▸ **Written instruction**:
Transcribe the data in full and exactly, omitting any pictures.

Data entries

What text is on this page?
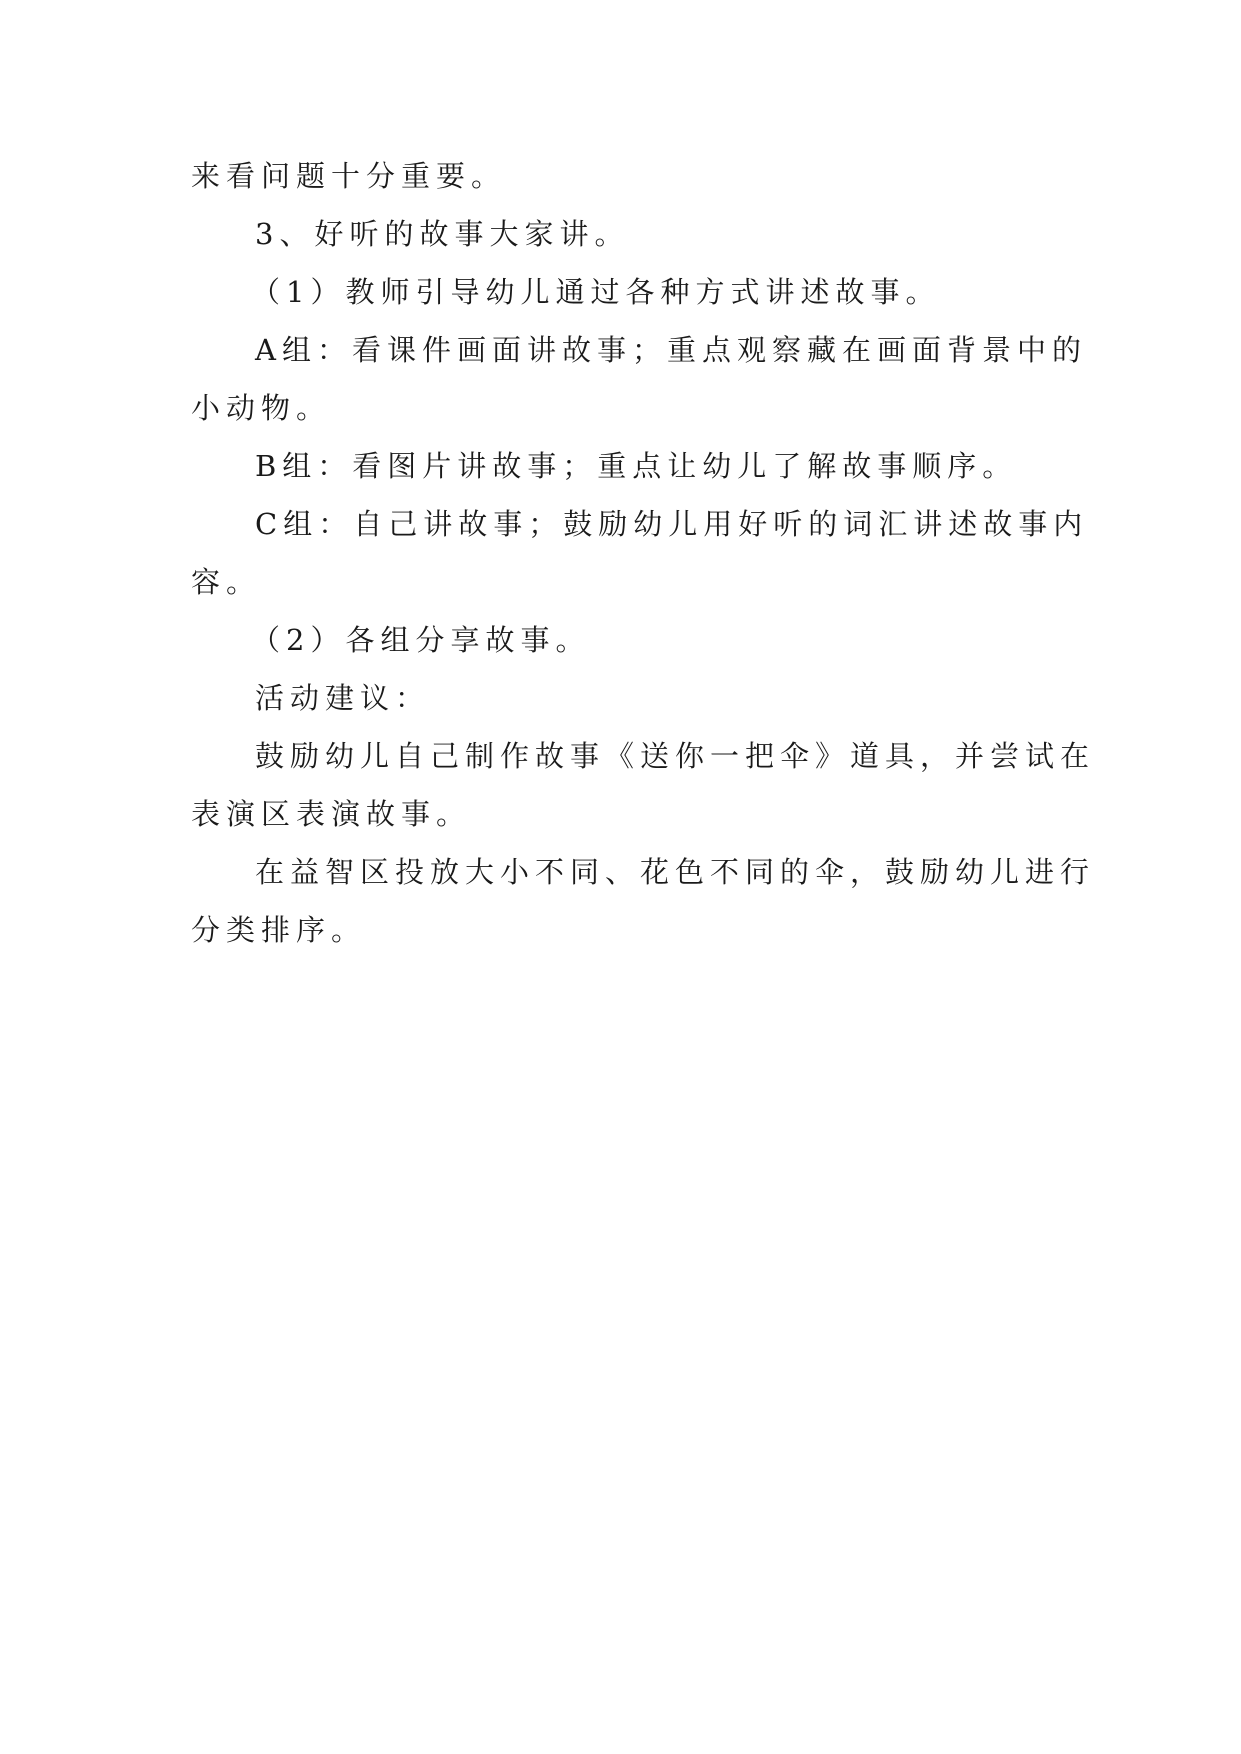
来看问题十分重要。
3、好听的故事大家讲。
（1）教师引导幼儿通过各种方式讲述故事。
A组：看课件画面讲故事；重点观察藏在画面背景中的
小动物。
B组：看图片讲故事；重点让幼儿了解故事顺序。
C组：自己讲故事；鼓励幼儿用好听的词汇讲述故事内
容。
（2）各组分享故事。
活动建议：
鼓励幼儿自己制作故事《送你一把伞》道具，并尝试在
表演区表演故事。
在益智区投放大小不同、花色不同的伞，鼓励幼儿进行
分类排序。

▸ **Solution to the problem**:
What text is on this page?
来看问题十分重要。
3、好听的故事大家讲。
（1）教师引导幼儿通过各种方式讲述故事。
A组：看课件画面讲故事；重点观察藏在画面背景中的
小动物。
B组：看图片讲故事；重点让幼儿了解故事顺序。
C组：自己讲故事；鼓励幼儿用好听的词汇讲述故事内
容。
（2）各组分享故事。
活动建议：
鼓励幼儿自己制作故事《送你一把伞》道具，并尝试在
表演区表演故事。
在益智区投放大小不同、花色不同的伞，鼓励幼儿进行
分类排序。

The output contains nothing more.